Start Supplied records
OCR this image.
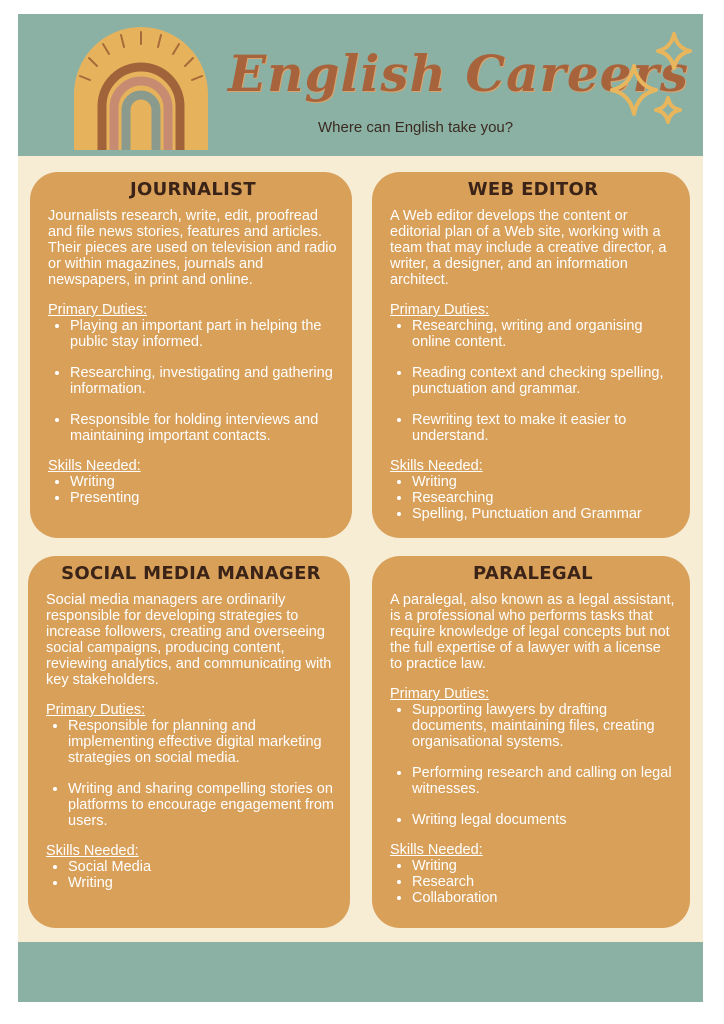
English Careers
Where can English take you?
JOURNALIST

Journalists research, write, edit, proofread and file news stories, features and articles. Their pieces are used on television and radio or within magazines, journals and newspapers, in print and online.

Primary Duties:
• Playing an important part in helping the public stay informed.
• Researching, investigating and gathering information.
• Responsible for holding interviews and maintaining important contacts.
Skills Needed:
• Writing
• Presenting
WEB EDITOR

A Web editor develops the content or editorial plan of a Web site, working with a team that may include a creative director, a writer, a designer, and an information architect.

Primary Duties:
• Researching, writing and organising online content.
• Reading context and checking spelling, punctuation and grammar.
• Rewriting text to make it easier to understand.
Skills Needed:
• Writing
• Researching
• Spelling, Punctuation and Grammar
SOCIAL MEDIA MANAGER

Social media managers are ordinarily responsible for developing strategies to increase followers, creating and overseeing social campaigns, producing content, reviewing analytics, and communicating with key stakeholders.

Primary Duties:
• Responsible for planning and implementing effective digital marketing strategies on social media.
• Writing and sharing compelling stories on platforms to encourage engagement from users.
Skills Needed:
• Social Media
• Writing
PARALEGAL

A paralegal, also known as a legal assistant, is a professional who performs tasks that require knowledge of legal concepts but not the full expertise of a lawyer with a license to practice law.

Primary Duties:
• Supporting lawyers by drafting documents, maintaining files, creating organisational systems.
• Performing research and calling on legal witnesses.
• Writing legal documents
Skills Needed:
• Writing
• Research
• Collaboration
End Supplied records
◆ Directions for this task ◆
Within the listing above, find every line containing the string "creating" and return it.

◆ Written response ◆
Social media managers are ordinarily responsible for developing strategies to increase followers, creating and overseeing social campaigns, producing content, reviewing analytics, and communicating with key stakeholders.
• Supporting lawyers by drafting documents, maintaining files, creating organisational systems.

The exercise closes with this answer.